> Requirements
Copy out every line that contains "content".
━━━
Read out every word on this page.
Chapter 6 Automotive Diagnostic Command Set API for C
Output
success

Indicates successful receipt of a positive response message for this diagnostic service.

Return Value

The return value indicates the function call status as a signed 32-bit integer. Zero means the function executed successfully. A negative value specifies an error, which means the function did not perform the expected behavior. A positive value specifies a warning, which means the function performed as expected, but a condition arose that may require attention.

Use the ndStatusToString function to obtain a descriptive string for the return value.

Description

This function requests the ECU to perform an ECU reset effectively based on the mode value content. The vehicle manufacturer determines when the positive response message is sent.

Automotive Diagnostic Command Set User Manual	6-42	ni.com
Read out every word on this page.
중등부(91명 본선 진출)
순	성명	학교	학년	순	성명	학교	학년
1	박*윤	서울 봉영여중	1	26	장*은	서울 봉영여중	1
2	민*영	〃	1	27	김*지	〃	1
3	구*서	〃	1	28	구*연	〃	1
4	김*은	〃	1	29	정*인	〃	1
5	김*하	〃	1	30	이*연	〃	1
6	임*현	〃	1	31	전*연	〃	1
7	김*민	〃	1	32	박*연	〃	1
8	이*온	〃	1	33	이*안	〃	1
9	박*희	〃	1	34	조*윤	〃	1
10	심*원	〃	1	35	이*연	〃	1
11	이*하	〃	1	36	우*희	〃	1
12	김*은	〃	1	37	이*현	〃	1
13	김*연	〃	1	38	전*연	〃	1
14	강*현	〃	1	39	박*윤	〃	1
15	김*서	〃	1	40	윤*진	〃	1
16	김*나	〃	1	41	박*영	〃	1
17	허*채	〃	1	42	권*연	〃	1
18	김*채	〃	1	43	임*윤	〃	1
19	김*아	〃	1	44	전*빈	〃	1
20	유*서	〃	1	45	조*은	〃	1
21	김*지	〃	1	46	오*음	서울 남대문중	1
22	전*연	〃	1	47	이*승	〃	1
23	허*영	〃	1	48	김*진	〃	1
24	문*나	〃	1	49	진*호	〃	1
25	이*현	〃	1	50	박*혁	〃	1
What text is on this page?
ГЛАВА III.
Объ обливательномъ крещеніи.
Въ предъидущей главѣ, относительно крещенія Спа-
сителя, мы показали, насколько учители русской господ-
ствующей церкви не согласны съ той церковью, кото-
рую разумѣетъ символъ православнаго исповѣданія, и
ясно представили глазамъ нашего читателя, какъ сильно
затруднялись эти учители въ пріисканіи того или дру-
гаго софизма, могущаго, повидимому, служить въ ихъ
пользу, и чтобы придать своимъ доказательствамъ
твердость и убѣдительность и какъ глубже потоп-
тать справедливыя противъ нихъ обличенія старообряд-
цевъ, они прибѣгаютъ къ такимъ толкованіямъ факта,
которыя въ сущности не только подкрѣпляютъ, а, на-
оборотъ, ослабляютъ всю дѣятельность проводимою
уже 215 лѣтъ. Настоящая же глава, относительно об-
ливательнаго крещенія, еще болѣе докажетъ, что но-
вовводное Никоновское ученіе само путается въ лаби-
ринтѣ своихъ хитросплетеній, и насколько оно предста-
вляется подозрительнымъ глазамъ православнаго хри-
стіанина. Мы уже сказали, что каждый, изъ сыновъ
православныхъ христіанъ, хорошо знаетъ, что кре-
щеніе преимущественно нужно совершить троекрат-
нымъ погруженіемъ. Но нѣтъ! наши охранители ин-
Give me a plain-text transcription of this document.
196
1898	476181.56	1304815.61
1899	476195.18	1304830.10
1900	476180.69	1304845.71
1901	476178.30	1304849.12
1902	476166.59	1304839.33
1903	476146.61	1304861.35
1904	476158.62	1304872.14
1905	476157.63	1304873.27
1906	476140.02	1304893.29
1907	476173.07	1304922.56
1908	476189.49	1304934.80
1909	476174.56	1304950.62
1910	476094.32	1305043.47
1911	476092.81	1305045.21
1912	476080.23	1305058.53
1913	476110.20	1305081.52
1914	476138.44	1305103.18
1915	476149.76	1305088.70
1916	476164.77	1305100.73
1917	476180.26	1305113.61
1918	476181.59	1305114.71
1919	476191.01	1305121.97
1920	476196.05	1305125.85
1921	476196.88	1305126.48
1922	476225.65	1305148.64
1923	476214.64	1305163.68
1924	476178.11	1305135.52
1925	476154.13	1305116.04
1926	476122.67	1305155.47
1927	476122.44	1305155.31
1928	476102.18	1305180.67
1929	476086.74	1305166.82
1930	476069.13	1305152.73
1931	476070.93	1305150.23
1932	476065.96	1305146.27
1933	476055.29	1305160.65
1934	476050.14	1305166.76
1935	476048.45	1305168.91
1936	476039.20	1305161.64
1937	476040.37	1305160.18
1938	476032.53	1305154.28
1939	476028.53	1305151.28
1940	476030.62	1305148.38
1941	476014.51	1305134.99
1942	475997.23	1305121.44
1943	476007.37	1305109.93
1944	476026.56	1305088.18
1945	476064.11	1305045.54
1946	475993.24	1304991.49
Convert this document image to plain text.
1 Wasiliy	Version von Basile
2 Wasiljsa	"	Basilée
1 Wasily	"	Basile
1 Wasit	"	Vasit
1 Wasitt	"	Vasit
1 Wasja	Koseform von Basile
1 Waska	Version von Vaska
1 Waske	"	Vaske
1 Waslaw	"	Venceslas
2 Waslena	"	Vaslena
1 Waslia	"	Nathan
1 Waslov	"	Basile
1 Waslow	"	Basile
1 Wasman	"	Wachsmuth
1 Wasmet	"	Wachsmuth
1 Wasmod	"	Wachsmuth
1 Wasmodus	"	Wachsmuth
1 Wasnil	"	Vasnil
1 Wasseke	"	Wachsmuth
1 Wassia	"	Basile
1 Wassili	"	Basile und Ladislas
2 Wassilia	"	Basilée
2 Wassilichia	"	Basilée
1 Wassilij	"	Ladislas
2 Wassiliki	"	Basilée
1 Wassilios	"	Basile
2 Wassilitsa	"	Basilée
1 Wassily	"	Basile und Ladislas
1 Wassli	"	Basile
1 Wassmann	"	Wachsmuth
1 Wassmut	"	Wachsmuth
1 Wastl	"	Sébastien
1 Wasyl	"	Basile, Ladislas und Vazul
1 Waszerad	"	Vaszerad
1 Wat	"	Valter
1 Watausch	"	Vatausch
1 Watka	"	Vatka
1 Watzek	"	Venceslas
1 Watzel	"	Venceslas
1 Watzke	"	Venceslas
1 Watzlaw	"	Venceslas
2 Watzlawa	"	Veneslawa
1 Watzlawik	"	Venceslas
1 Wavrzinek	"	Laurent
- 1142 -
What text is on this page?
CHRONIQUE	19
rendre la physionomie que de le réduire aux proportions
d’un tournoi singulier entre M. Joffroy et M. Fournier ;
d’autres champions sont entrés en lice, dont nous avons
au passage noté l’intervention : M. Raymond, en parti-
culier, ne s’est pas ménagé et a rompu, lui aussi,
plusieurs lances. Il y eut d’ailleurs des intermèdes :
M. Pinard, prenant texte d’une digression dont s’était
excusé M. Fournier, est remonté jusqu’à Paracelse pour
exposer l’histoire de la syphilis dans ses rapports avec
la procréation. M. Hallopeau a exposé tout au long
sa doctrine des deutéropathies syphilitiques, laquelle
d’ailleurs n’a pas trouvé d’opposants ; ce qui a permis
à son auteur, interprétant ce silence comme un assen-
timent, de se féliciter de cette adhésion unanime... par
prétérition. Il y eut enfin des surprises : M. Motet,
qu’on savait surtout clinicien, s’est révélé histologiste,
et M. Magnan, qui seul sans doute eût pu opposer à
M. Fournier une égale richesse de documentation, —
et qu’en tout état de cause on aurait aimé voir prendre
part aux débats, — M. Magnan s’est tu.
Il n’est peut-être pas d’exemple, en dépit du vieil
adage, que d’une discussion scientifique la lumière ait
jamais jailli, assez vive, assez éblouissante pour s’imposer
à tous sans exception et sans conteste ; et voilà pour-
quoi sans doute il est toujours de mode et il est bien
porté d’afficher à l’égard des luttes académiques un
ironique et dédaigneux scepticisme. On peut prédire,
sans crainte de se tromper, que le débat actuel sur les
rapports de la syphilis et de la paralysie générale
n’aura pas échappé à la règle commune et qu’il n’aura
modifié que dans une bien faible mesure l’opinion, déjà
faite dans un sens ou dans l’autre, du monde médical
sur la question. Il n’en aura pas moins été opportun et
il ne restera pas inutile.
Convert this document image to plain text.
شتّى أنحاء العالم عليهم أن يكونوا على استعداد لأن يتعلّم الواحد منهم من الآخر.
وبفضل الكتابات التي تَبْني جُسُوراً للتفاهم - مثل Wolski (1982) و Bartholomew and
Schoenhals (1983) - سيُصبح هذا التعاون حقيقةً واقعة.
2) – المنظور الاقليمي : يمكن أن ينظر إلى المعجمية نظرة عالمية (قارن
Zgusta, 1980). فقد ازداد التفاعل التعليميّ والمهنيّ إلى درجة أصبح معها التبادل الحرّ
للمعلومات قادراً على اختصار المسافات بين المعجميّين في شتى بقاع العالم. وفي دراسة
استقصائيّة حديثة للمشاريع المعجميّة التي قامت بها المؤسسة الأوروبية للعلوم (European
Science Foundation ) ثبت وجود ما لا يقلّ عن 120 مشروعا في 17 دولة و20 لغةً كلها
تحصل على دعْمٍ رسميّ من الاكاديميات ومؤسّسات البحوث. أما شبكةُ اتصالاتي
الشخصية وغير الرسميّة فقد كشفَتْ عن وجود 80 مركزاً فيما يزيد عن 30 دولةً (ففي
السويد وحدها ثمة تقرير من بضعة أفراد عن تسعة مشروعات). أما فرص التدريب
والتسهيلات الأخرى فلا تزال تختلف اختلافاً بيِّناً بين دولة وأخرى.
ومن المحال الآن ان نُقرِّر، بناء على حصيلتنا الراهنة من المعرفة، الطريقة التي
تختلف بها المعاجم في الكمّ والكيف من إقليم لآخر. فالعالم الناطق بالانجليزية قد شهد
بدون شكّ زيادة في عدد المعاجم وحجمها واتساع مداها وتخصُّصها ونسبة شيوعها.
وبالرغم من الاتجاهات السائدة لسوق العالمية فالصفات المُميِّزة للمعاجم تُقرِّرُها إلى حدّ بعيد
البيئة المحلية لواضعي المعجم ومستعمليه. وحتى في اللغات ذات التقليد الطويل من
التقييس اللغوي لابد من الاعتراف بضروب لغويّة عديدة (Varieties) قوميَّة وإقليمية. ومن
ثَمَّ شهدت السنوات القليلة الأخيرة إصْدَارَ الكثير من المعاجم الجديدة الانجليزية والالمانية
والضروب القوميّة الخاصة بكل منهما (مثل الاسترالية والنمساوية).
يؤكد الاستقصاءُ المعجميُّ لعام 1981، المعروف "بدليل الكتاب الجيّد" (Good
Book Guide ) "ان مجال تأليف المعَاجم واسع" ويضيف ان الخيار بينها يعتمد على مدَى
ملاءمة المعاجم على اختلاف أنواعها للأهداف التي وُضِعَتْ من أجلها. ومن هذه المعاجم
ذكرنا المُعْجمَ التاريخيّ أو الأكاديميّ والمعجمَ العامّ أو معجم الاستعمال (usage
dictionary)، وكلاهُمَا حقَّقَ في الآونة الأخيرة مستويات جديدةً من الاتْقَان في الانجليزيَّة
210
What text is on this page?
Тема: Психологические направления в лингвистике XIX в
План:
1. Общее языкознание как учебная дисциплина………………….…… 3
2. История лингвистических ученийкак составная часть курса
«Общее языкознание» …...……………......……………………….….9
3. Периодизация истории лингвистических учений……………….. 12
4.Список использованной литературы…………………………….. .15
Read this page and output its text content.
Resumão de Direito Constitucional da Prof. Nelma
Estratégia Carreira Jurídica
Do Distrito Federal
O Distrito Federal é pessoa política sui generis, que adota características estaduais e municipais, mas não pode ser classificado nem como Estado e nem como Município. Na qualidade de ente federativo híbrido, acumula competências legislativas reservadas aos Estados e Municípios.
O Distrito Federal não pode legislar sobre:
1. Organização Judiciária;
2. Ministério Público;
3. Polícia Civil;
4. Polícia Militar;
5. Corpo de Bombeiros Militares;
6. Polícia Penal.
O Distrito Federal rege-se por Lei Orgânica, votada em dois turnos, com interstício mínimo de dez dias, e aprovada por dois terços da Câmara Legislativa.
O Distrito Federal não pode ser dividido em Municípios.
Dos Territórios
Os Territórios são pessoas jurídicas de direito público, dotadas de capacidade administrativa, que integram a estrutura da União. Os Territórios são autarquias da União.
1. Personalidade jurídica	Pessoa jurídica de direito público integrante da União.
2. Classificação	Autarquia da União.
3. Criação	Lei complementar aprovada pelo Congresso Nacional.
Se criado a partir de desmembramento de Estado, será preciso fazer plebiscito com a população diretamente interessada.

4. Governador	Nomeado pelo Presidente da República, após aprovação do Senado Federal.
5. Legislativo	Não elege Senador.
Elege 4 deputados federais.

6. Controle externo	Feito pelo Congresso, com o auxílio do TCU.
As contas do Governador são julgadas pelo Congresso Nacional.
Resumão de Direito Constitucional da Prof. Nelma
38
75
━━━
> Worked solution
This function requests the ECU to perform an ECU reset effectively based on the mode value content. The vehicle manufacturer determines when the positive response message is sent.
Read this page and output its text content.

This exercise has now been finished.